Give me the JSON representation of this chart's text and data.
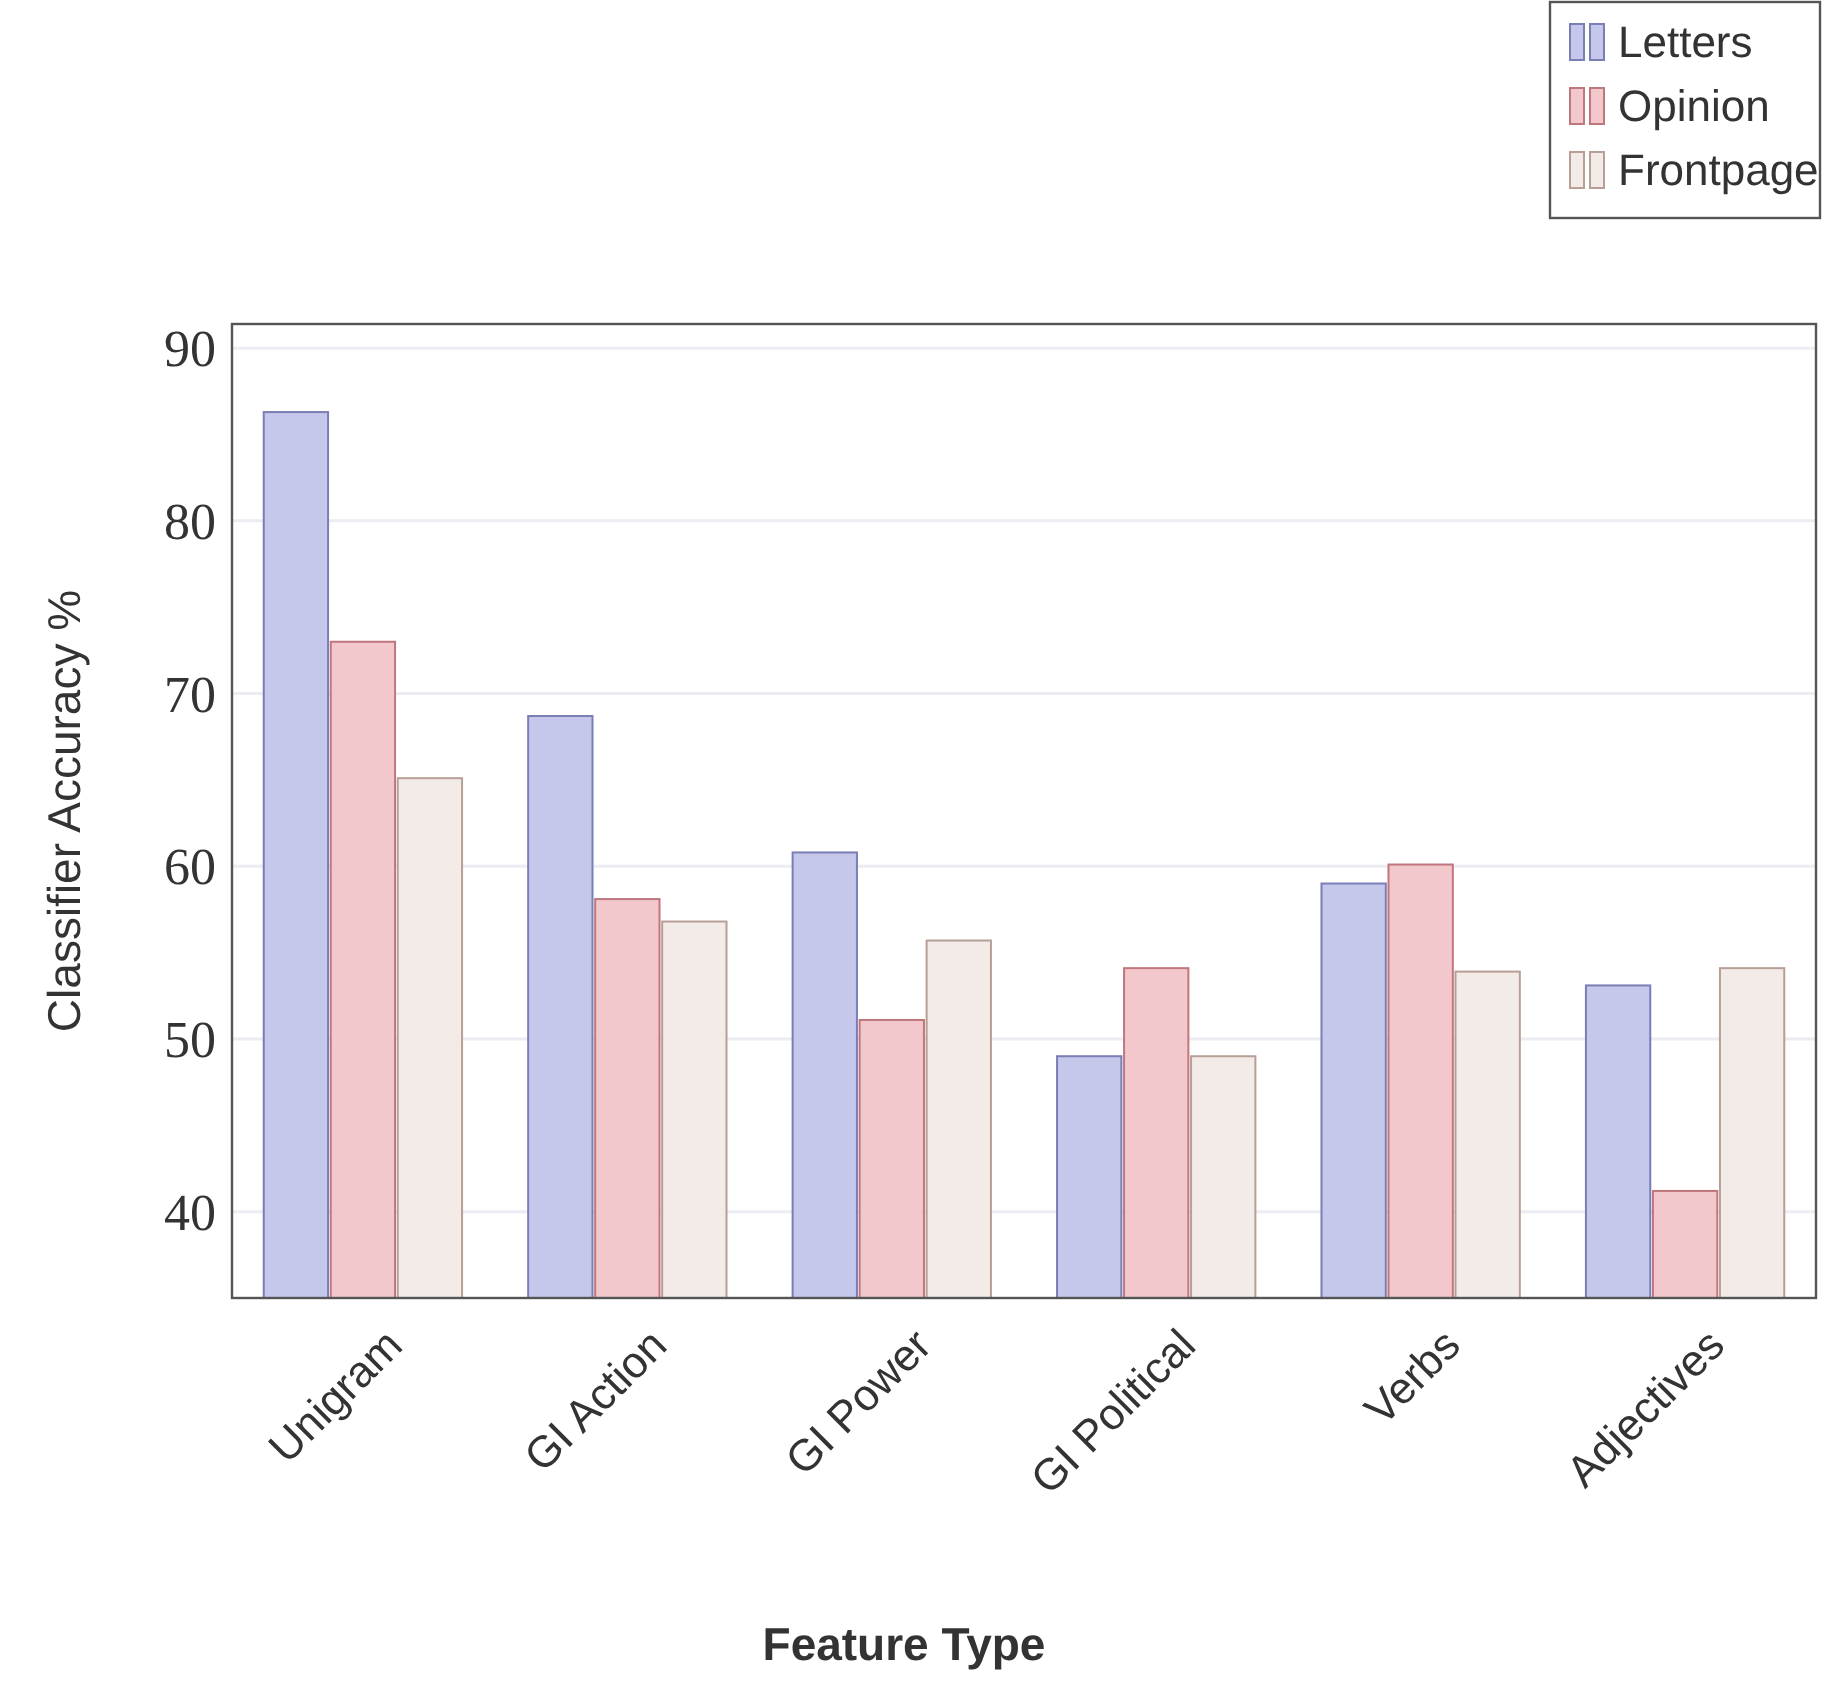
{
  "chart_data": {
    "type": "bar",
    "xlabel": "Feature Type",
    "ylabel": "Classifier Accuracy %",
    "categories": [
      "Unigram",
      "GI Action",
      "GI Power",
      "GI Political",
      "Verbs",
      "Adjectives"
    ],
    "series": [
      {
        "name": "Letters",
        "color": "#c5c8eb",
        "values": [
          86.3,
          68.7,
          60.8,
          49.0,
          59.0,
          53.1
        ]
      },
      {
        "name": "Opinion",
        "color": "#f2c8cc",
        "values": [
          73.0,
          58.1,
          51.1,
          54.1,
          60.1,
          41.2
        ]
      },
      {
        "name": "Frontpage",
        "color": "#f3ebe8",
        "values": [
          65.1,
          56.8,
          55.7,
          49.0,
          53.9,
          54.1
        ]
      }
    ],
    "ylim": [
      35,
      91.4
    ],
    "yticks": [
      40,
      50,
      60,
      70,
      80,
      90
    ],
    "grid": "y",
    "legend": "top right"
  }
}
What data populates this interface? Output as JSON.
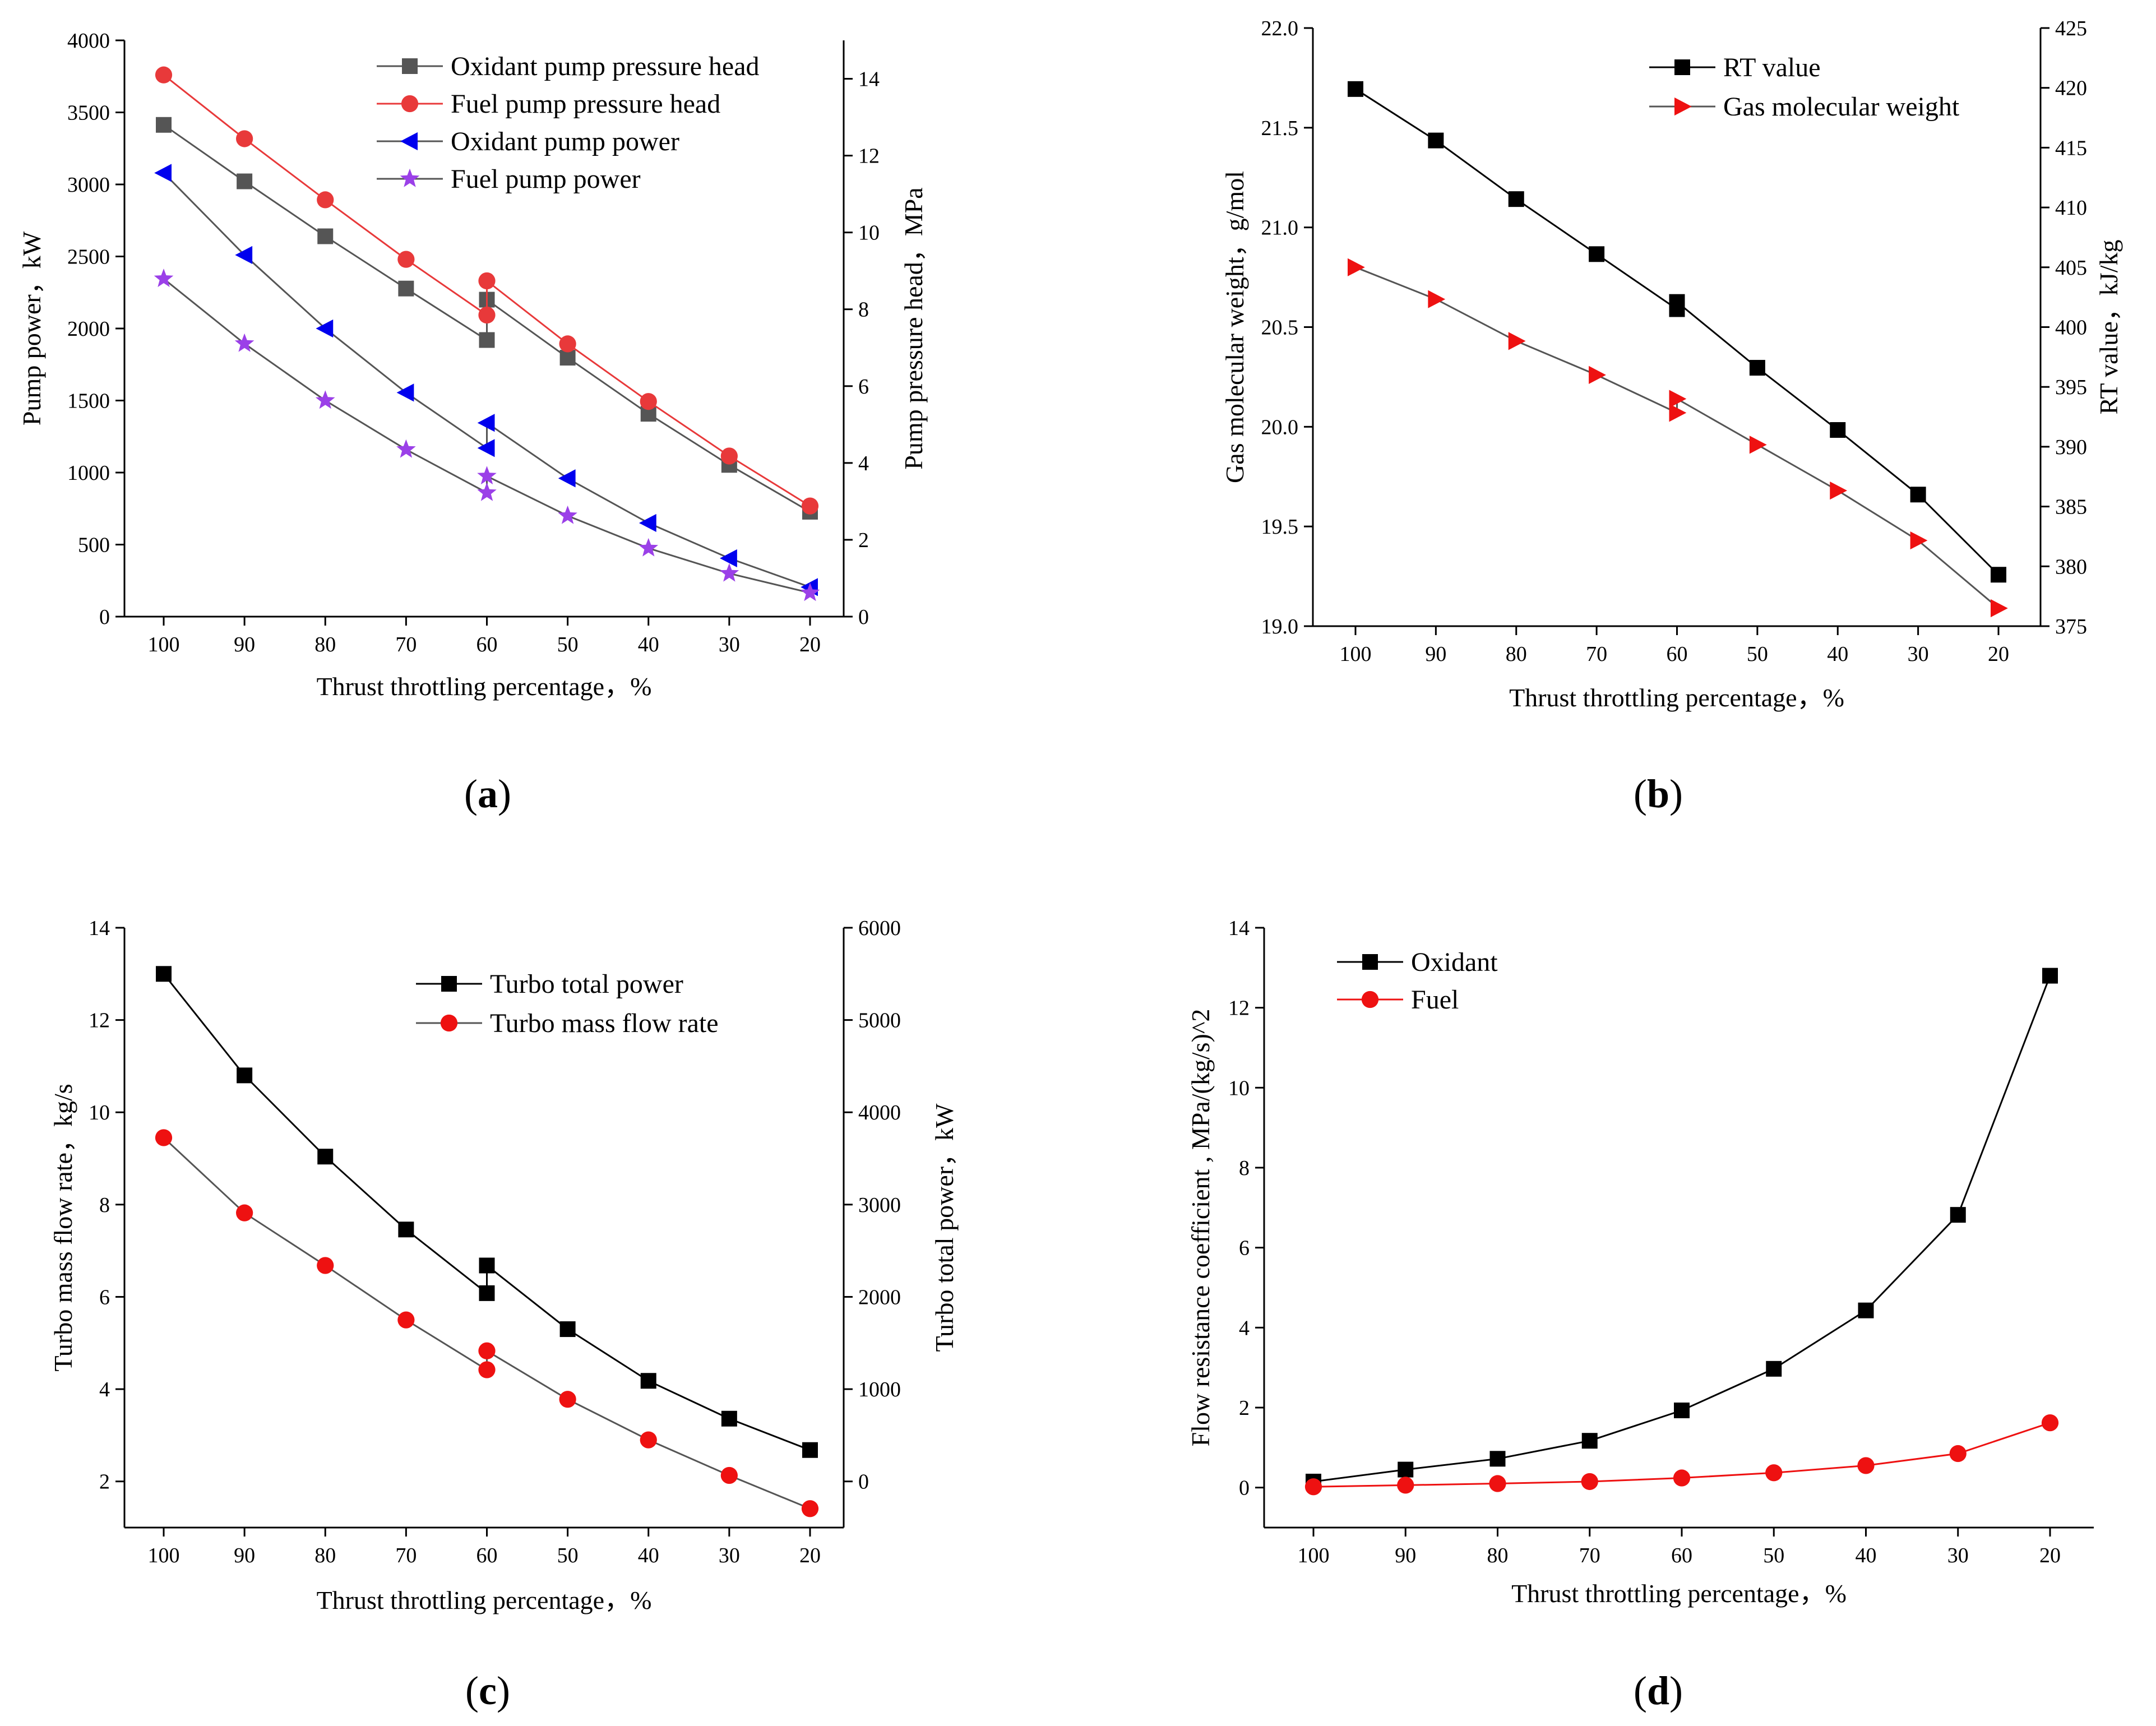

Task to carry out: Give an exact reproduction of every line, leaving out any picture.

Problem solution:
Give me the JSON representation of this chart's text and data.
{
  "chart_data": {
    "type": "bar",
    "xlabel": "Feature Type",
    "ylabel": "Classifier Accuracy %",
    "categories": [
      "Unigram",
      "GI Action",
      "GI Power",
      "GI Political",
      "Verbs",
      "Adjectives"
    ],
    "series": [
      {
        "name": "Letters",
        "color": "#c5c8eb",
        "values": [
          86.3,
          68.7,
          60.8,
          49.0,
          59.0,
          53.1
        ]
      },
      {
        "name": "Opinion",
        "color": "#f2c8cc",
        "values": [
          73.0,
          58.1,
          51.1,
          54.1,
          60.1,
          41.2
        ]
      },
      {
        "name": "Frontpage",
        "color": "#f3ebe8",
        "values": [
          65.1,
          56.8,
          55.7,
          49.0,
          53.9,
          54.1
        ]
      }
    ],
    "ylim": [
      35,
      91.4
    ],
    "yticks": [
      40,
      50,
      60,
      70,
      80,
      90
    ],
    "grid": "y",
    "legend": "top right"
  }
}
What data populates this interface? Output as JSON.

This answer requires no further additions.